> _Problem_
Copy out every record below with complete accuracy.

>> begin Given information

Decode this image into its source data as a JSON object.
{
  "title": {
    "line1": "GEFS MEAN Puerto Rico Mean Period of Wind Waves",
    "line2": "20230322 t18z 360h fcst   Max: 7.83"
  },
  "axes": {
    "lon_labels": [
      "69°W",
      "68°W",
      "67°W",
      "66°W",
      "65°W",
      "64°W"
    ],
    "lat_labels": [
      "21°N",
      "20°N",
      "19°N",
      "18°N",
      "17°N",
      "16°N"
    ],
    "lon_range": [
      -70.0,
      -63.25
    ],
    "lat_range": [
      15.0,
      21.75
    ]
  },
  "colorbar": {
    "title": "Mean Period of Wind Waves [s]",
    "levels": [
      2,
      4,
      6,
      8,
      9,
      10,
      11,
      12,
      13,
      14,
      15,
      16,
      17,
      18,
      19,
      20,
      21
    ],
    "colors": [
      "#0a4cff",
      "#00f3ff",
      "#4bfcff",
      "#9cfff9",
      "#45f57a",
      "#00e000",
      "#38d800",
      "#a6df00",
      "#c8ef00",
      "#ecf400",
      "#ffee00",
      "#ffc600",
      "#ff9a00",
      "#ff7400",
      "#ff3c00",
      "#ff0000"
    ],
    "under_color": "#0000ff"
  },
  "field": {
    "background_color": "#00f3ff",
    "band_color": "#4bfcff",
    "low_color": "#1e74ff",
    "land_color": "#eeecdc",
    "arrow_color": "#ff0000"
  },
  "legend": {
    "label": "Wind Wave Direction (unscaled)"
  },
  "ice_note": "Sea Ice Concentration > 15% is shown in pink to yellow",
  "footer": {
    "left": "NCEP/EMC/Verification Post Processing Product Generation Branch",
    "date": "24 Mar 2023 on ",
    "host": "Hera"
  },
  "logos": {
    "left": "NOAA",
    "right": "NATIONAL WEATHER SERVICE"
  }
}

>> end Given information

> _Right answer_
Decode this image into its source data as a JSON object.
{
  "title": {
    "line1": "GEFS MEAN Puerto Rico Mean Period of Wind Waves",
    "line2": "20230322 t18z 360h fcst   Max: 7.83"
  },
  "axes": {
    "lon_labels": [
      "69°W",
      "68°W",
      "67°W",
      "66°W",
      "65°W",
      "64°W"
    ],
    "lat_labels": [
      "21°N",
      "20°N",
      "19°N",
      "18°N",
      "17°N",
      "16°N"
    ],
    "lon_range": [
      -70.0,
      -63.25
    ],
    "lat_range": [
      15.0,
      21.75
    ]
  },
  "colorbar": {
    "title": "Mean Period of Wind Waves [s]",
    "levels": [
      2,
      4,
      6,
      8,
      9,
      10,
      11,
      12,
      13,
      14,
      15,
      16,
      17,
      18,
      19,
      20,
      21
    ],
    "colors": [
      "#0a4cff",
      "#00f3ff",
      "#4bfcff",
      "#9cfff9",
      "#45f57a",
      "#00e000",
      "#38d800",
      "#a6df00",
      "#c8ef00",
      "#ecf400",
      "#ffee00",
      "#ffc600",
      "#ff9a00",
      "#ff7400",
      "#ff3c00",
      "#ff0000"
    ],
    "under_color": "#0000ff"
  },
  "field": {
    "background_color": "#00f3ff",
    "band_color": "#4bfcff",
    "low_color": "#1e74ff",
    "land_color": "#eeecdc",
    "arrow_color": "#ff0000"
  },
  "legend": {
    "label": "Wind Wave Direction (unscaled)"
  },
  "ice_note": "Sea Ice Concentration > 15% is shown in pink to yellow",
  "footer": {
    "left": "NCEP/EMC/Verification Post Processing Product Generation Branch",
    "date": "24 Mar 2023 on ",
    "host": "Hera"
  },
  "logos": {
    "left": "NOAA",
    "right": "NATIONAL WEATHER SERVICE"
  }
}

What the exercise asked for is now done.